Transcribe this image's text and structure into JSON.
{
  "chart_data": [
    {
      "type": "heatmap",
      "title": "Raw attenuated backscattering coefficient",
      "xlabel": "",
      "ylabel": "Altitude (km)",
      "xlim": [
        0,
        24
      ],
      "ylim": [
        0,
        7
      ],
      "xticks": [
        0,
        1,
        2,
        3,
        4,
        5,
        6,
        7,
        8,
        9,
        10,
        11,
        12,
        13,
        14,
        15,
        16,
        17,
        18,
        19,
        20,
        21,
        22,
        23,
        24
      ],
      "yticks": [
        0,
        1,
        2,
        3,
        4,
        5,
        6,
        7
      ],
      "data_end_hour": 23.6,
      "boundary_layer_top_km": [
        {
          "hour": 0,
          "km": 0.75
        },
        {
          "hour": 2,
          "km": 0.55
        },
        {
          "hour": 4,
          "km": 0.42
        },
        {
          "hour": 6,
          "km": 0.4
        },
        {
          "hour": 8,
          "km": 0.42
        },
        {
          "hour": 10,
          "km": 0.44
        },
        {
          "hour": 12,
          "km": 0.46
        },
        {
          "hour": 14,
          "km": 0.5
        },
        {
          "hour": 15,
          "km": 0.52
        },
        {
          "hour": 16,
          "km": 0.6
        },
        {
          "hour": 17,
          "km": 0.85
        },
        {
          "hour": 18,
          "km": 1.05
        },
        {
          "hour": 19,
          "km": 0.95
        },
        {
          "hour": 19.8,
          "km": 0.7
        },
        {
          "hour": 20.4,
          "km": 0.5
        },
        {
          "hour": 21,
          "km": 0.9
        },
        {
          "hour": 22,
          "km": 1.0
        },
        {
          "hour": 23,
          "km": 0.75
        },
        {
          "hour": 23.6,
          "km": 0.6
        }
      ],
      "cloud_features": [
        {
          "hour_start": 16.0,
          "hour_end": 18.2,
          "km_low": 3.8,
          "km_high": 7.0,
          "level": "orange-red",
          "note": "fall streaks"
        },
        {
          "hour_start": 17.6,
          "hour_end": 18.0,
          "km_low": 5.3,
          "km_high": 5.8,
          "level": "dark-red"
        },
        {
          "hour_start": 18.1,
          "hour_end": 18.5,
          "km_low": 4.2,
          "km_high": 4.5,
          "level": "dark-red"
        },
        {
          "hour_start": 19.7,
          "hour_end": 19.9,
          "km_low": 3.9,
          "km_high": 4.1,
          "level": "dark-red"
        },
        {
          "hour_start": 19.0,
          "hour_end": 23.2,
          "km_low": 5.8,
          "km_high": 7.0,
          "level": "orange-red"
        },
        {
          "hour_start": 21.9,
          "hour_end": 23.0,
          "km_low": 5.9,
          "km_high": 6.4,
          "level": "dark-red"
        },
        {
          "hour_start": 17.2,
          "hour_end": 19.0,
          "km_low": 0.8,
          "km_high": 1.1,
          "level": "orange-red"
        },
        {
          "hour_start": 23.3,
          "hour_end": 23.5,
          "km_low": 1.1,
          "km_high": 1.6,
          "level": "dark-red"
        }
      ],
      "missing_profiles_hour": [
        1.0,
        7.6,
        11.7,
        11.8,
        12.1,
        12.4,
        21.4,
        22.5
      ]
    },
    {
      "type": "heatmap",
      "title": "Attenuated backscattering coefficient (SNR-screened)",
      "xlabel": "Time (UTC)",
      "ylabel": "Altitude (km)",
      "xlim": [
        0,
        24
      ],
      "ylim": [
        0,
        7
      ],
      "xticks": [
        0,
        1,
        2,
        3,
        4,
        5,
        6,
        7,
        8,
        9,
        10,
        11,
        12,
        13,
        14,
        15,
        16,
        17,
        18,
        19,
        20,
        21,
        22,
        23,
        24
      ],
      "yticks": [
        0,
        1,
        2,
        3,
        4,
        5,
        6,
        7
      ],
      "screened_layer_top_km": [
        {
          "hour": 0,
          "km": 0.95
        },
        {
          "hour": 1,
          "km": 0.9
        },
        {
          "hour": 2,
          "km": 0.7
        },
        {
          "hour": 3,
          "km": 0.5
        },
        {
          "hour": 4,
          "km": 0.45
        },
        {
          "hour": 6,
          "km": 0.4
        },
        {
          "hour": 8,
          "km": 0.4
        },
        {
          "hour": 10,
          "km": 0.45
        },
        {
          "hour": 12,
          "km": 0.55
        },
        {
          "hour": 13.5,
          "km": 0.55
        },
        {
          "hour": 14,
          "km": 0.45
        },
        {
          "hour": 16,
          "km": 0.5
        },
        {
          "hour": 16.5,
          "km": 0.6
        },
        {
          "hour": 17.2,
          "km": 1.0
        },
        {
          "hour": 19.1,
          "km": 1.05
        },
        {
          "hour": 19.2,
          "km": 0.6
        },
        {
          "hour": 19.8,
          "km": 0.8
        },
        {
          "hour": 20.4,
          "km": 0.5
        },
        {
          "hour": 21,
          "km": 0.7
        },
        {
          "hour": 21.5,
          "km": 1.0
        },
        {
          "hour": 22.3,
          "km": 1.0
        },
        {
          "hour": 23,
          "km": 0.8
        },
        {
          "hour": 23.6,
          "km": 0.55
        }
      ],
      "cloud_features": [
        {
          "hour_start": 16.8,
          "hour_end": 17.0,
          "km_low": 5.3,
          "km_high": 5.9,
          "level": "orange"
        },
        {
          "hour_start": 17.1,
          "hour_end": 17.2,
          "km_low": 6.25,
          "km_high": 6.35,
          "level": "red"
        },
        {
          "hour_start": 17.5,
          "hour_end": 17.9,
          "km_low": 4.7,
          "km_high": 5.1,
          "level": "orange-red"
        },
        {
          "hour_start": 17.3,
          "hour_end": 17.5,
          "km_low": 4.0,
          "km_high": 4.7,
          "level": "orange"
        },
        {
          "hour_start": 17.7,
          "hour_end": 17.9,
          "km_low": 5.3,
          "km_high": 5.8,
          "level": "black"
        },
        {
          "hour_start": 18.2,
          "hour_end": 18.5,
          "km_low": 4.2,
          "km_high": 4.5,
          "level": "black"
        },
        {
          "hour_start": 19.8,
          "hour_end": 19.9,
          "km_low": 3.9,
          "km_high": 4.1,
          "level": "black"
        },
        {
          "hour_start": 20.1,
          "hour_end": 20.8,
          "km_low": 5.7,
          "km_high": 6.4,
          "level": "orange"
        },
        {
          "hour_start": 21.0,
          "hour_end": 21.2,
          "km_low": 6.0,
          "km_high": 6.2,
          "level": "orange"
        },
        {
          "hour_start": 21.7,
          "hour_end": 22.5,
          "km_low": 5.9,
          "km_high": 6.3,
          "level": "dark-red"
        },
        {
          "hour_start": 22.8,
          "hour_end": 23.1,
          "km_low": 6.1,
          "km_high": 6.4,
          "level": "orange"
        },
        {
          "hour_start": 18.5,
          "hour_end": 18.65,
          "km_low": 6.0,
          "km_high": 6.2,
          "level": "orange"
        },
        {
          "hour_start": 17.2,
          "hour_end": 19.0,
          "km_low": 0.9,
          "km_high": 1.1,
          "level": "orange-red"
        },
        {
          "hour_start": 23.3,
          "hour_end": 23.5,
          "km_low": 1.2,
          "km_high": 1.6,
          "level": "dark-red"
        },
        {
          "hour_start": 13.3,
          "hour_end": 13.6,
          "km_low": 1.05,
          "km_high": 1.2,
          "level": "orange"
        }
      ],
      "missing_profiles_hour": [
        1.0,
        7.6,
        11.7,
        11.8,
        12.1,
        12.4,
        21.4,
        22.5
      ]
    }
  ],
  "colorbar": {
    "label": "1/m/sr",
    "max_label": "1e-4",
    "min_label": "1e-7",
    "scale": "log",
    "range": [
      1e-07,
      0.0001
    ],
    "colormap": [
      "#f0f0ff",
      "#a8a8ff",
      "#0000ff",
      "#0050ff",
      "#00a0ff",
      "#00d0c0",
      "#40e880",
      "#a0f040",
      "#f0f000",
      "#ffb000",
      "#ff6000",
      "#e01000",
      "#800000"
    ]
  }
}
· · · · ·
Write down the number of lines where the word "coefficient" appears, and nothing further.

_Task output_: 2